What you will do: Give the material again in full, matching it exactly.

Supplied entries:
— begin —

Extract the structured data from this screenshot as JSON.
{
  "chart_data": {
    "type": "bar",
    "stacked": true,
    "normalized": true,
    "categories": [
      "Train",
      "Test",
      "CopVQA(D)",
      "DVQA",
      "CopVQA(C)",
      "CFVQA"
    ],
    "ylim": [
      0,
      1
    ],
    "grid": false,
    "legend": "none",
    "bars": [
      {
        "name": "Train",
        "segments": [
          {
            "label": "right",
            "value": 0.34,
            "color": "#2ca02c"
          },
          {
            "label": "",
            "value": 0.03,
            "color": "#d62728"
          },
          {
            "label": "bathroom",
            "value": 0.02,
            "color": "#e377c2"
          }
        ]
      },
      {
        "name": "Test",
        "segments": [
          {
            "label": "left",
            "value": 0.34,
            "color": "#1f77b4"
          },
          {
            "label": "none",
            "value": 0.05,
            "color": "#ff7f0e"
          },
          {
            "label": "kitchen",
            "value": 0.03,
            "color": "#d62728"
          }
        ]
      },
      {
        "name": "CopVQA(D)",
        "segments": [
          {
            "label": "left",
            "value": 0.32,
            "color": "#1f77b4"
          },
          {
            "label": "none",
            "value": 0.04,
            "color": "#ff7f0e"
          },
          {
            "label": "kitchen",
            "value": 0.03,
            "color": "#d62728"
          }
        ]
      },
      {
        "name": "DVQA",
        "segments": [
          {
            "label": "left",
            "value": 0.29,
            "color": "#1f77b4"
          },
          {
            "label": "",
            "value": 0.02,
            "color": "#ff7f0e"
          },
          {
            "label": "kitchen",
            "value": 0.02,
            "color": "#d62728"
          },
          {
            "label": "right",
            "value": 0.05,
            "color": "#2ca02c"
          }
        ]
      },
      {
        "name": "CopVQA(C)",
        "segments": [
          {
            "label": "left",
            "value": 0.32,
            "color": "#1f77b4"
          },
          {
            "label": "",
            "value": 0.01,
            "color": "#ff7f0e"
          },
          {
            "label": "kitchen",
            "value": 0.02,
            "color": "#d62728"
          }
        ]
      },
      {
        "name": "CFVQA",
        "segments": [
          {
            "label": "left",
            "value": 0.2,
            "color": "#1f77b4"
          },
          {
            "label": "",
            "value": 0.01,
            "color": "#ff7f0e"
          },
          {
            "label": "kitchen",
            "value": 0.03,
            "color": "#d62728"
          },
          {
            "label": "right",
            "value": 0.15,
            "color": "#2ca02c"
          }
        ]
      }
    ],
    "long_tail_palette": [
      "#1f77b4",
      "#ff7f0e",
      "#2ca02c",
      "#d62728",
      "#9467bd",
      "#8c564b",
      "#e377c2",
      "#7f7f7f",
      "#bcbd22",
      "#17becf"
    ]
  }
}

— end —

Exercise solution:
Extract the structured data from this screenshot as JSON.
{
  "chart_data": {
    "type": "bar",
    "stacked": true,
    "normalized": true,
    "categories": [
      "Train",
      "Test",
      "CopVQA(D)",
      "DVQA",
      "CopVQA(C)",
      "CFVQA"
    ],
    "ylim": [
      0,
      1
    ],
    "grid": false,
    "legend": "none",
    "bars": [
      {
        "name": "Train",
        "segments": [
          {
            "label": "right",
            "value": 0.34,
            "color": "#2ca02c"
          },
          {
            "label": "",
            "value": 0.03,
            "color": "#d62728"
          },
          {
            "label": "bathroom",
            "value": 0.02,
            "color": "#e377c2"
          }
        ]
      },
      {
        "name": "Test",
        "segments": [
          {
            "label": "left",
            "value": 0.34,
            "color": "#1f77b4"
          },
          {
            "label": "none",
            "value": 0.05,
            "color": "#ff7f0e"
          },
          {
            "label": "kitchen",
            "value": 0.03,
            "color": "#d62728"
          }
        ]
      },
      {
        "name": "CopVQA(D)",
        "segments": [
          {
            "label": "left",
            "value": 0.32,
            "color": "#1f77b4"
          },
          {
            "label": "none",
            "value": 0.04,
            "color": "#ff7f0e"
          },
          {
            "label": "kitchen",
            "value": 0.03,
            "color": "#d62728"
          }
        ]
      },
      {
        "name": "DVQA",
        "segments": [
          {
            "label": "left",
            "value": 0.29,
            "color": "#1f77b4"
          },
          {
            "label": "",
            "value": 0.02,
            "color": "#ff7f0e"
          },
          {
            "label": "kitchen",
            "value": 0.02,
            "color": "#d62728"
          },
          {
            "label": "right",
            "value": 0.05,
            "color": "#2ca02c"
          }
        ]
      },
      {
        "name": "CopVQA(C)",
        "segments": [
          {
            "label": "left",
            "value": 0.32,
            "color": "#1f77b4"
          },
          {
            "label": "",
            "value": 0.01,
            "color": "#ff7f0e"
          },
          {
            "label": "kitchen",
            "value": 0.02,
            "color": "#d62728"
          }
        ]
      },
      {
        "name": "CFVQA",
        "segments": [
          {
            "label": "left",
            "value": 0.2,
            "color": "#1f77b4"
          },
          {
            "label": "",
            "value": 0.01,
            "color": "#ff7f0e"
          },
          {
            "label": "kitchen",
            "value": 0.03,
            "color": "#d62728"
          },
          {
            "label": "right",
            "value": 0.15,
            "color": "#2ca02c"
          }
        ]
      }
    ],
    "long_tail_palette": [
      "#1f77b4",
      "#ff7f0e",
      "#2ca02c",
      "#d62728",
      "#9467bd",
      "#8c564b",
      "#e377c2",
      "#7f7f7f",
      "#bcbd22",
      "#17becf"
    ]
  }
}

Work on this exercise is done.